Thursday, September 1, 2016

Innsbruck, ich muss dich lassen ...


Wieder einmal in Innsbruck, wieder einmal eine Reise nach Tirol, wo alles begann. Meinen ersten Roman habe ich dort geschrieben, NO LLORES, MI QUERIDA, WEINE NICHT, MEIN SCHATZ, lange bevor er 2005 erschienen ist. Der Grundriss entstand 1998, 1999, die ersten Versuche als Schriftsteller in einer Zeit, da ich noch davon träumte, Gitarrist zu werden. Mit acht Jahren hatte ich angefangen, Klassischen Gitarrenunterricht an der Musikschule zu nehmen, 1987, mit fünfzehn, entdeckte ich Eddie Hazel, Albert Collins, Eddie Van Halen, Stevie Ray Vaughan (den ich noch live erleben durfte), Jeff Beck, Vernon Reid und viele andere zogen mich in ihren Bann, und es gab für mich fast zwanzig Jahre nur das Ziel, Rockgitarrist zu werden, die perfekte Band für mich zu finden, Songs zu schreiben, Songs aufzunehmen, auf Tour zu gehen, von der Musik zu leben. Dass alles ganz anders kam, ist eine lange Geschichte, sehr persönlich und nicht wirklich spannend, jedenfalls stellte ich die Kramer-Gitarre und den Verstärker in die Ecke und rührte sie für Jahre nicht mehr an. All die Stunden, die ich vorher mit ihr verbracht hatte, verbrachte ich nun vor dem Laptop (meinen ersten kaufte ich 1999, mit 27, vorher schrieb ich auf einer Schreibmaschine), aber der Großteil von dem, was ich schrieb, war Müll, und mir war klar, es würde lange dauern, ehe ich irgendwas schaffen könnte, das es wert sein könnte, veröffentlicht zu werden.

Ich habe Innsbruck geliebt und gehasst. Geliebt habe ich die Nordkette, den Inn, die beinah südländische Atmosphäre im Sommer, den Schnee im Winter, Wacker Innsbruck im alten Tivoli, den Boxclub, meine Freunde, die Frauen, gehasst habe ich nicht selten die Engsternigkeit mancher Leute, gehasst habe ich oft die Jobs, die ich annehmen musste, die horrenden Mietpreise, die bei gewisser Wetterlage sagenhaft schlechte Luft (im Radio gab es an manchen Wintertagen die Warnung, man solle heute besser nicht joggen gehen, da es gesundheitsschädigend sei) ...

Ich war also zurück in der Stadt, die für viele Jahre mein zuhause gewesen war, es war heiß und schwül, aber große, weiße Wolken (ja, genau die, die ich so liebe) zogen über den Himmel, der Kaffee und das Bier schmeckten gut, und die Erinnerungen waren so lebendig und schön, dass ich am liebsten geblieben wäre.

**Zu bearbeitende Aufgaben**
**A)** In welchem Jahr ist laut dem Text über Innsbruck der erste Roman erschienen?
**B)** Geben Sie den Abschnitt des Textes über Innsbruck, der mit den Worten „Ich war also“ beginnt und mit „liebsten geblieben wäre.“ endet, erneut wieder und tauschen Sie dabei „Kaffee“ gegen „Tee“ aus.
Die Zeilen spielen hierfür keine Rolle.

**Übungsdaten**
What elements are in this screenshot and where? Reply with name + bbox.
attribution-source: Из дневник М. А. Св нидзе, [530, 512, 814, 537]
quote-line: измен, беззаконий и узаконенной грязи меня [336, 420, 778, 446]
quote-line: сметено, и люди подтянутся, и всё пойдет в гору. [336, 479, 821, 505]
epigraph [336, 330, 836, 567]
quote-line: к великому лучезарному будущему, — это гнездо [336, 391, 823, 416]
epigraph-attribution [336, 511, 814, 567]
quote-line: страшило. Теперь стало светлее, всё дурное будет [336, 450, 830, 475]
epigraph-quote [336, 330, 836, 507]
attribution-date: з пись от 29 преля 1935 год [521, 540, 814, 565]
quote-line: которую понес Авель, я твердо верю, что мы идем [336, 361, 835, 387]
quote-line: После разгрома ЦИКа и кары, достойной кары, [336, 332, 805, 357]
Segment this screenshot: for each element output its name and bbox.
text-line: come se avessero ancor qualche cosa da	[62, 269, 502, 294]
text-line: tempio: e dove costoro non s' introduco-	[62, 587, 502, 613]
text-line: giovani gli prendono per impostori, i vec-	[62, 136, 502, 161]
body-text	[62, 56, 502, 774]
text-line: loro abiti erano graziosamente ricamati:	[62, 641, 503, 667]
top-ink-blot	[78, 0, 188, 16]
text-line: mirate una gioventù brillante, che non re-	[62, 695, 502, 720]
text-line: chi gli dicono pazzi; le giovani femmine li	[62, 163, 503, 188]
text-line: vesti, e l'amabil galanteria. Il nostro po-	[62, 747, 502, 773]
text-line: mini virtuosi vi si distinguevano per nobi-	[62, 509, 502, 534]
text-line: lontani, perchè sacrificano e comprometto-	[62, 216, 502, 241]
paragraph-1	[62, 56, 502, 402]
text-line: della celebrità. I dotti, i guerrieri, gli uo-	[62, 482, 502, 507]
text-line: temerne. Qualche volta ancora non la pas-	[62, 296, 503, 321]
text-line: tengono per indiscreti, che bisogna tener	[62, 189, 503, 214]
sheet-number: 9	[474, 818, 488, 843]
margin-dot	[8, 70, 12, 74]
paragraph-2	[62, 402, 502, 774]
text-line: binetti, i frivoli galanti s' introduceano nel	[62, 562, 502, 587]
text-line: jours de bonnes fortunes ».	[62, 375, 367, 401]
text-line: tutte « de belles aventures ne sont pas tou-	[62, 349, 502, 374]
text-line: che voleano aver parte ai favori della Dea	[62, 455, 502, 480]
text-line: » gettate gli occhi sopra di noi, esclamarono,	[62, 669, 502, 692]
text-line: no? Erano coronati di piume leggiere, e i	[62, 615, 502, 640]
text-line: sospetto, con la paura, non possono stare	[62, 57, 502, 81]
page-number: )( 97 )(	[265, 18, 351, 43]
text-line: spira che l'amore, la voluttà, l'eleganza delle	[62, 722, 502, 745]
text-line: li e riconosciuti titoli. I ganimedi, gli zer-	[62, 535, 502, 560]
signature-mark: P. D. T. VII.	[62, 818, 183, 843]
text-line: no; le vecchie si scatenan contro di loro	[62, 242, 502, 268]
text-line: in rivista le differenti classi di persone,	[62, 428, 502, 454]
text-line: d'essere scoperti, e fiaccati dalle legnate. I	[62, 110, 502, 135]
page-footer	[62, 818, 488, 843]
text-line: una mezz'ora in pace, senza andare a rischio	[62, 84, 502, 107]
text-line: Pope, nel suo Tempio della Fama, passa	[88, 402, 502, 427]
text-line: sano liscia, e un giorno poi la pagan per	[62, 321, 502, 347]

**Antworten nach Nummer**
**A)** Im Jahr 2005.

**B)**
Ich war also zurück in der Stadt, die für viele Jahre mein zuhause gewesen war, es war heiß und schwül, aber große, weiße Wolken (ja, genau die, die ich so liebe) zogen über den Himmel, der Tee und das Bier schmeckten gut, und die Erinnerungen waren so lebendig und schön, dass ich am liebsten geblieben wäre.